### Quoted passage ###
2. Run a Background Check
Running a background check on a potential client helps you understand their history – whether they represent a business or are an independent contractor.
Use background checks to make sure that the company looking to buy your services is in fact a well-run company and doing real business. Poorly run companies don’t normally have stellar bookkeeping and cash management skills.
3. Check Their Credit Rating
Both potential renters and potential borrowers have credit checks run on them before they are able to lease real estate or take out a loan from a bank.
So, why shouldn’t your business run a credit check on your potential client before you enter into a contract and extend veritable credit to them? Exactly! There’s no reason why you wouldn’t.
Your business should run credit checks on your potential clients for multiple reasons:
- You’ll be able to see if they have a history of not paying off their debts.
- You might discover they have a perfect history of repaying their debts.
Plus, by running a credit check, you’ll also be able to see if your potential clients have any outstanding debts, how much they owe, and how much they have to pay monthly which will help you better understand whether or not they can actually afford to pay for your services.
Make Sure You Have a Written Credit Policy
In addition to screening new clients before entering into business, you also need to have a written credit policy. A written credit policy is key for ensuring that your clients are aware of your payment terms. This policy should be included in their contract as well as referenced in every invoice you send them.
Take the time to review the credit policy with your clients before they sign any contracts with you. This will help you avoid the “Oh, I never knew that” excuse that frequently comes up when clients pay late or otherwise break their payment terms.
### Entries supplied ###
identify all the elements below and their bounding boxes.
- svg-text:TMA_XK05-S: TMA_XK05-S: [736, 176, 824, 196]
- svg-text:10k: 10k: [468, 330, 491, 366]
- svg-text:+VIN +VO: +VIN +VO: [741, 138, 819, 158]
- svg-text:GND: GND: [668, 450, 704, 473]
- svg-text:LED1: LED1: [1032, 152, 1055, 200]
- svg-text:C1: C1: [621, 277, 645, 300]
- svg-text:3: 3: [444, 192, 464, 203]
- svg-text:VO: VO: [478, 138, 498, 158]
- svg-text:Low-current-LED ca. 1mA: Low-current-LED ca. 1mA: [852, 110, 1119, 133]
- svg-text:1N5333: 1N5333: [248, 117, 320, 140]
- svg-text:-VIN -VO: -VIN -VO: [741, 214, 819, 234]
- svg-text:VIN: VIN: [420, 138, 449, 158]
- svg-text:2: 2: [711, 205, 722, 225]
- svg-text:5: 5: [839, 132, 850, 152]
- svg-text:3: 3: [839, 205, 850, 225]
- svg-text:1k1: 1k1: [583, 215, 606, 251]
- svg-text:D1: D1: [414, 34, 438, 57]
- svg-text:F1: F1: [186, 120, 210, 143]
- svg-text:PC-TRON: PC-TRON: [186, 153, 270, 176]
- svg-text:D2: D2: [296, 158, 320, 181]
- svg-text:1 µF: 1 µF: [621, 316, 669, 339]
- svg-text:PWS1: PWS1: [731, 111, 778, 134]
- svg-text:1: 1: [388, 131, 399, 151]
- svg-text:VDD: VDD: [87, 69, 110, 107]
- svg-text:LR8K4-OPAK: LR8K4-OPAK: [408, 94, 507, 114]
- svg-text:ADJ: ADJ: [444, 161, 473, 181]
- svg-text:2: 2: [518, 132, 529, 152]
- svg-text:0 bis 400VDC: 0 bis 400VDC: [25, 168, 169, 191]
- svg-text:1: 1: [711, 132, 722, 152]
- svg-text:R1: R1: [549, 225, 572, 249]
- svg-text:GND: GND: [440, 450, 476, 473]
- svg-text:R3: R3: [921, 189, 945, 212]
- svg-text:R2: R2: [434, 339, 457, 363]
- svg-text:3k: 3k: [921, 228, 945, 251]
###
Problems to solve:
**1)** Find every line in the rows that contains the string "current" and copy each one.
**2)** Write the next part of the passage on vetting new clients and credit policy, starting after its last sentence.

Expected responses:
**1)**
- svg-text:Low-current-LED ca. 1mA: Low-current-LED ca. 1mA: [852, 110, 1119, 133]

**2)**
Remember that even if you personally give them copies of your credit policies, there is no guarantee that they will read the documents, so it’s your responsibility to ensure both parties are on the same page.
A basic credit policy should include:
- Terms - Terms should include details such as when the balance is due and when it is considered late.
- Late Fees - Explain how much you charge clients for paying late. To move your bill to the top of their priority pile, we recommend 18% (1.5% per month).
- Legal Fees - Clearly write out which party is responsible for legal fees should you have to deal with the court to collect money that is owed to your business.
Additionally, if your profit margins permit, you can take your credit policy a step further to encourage your clients to pay early by offering an early payment discount.
Read More: Why Profits Don't Equal Cash Flow
This early payment discount can help encourage clients to pay you well before their invoices are due, giving them an incentive to prioritize your bill over the others they need to pay. As a result, you’ll receive payment sooner from more clients and start to close the gap between outflowing cash and inflowing cash.
Avoid Shortfalls and Close Your Cash Flow Gap With a Credit Policy
Every industry is different, and every business is unique. However, regardless of your business’s situation, running credit checks to screen new clients and having a written credit policy that you personally makes sure your clients understand can help you avoid falling victim to your clients’ cash flow problems.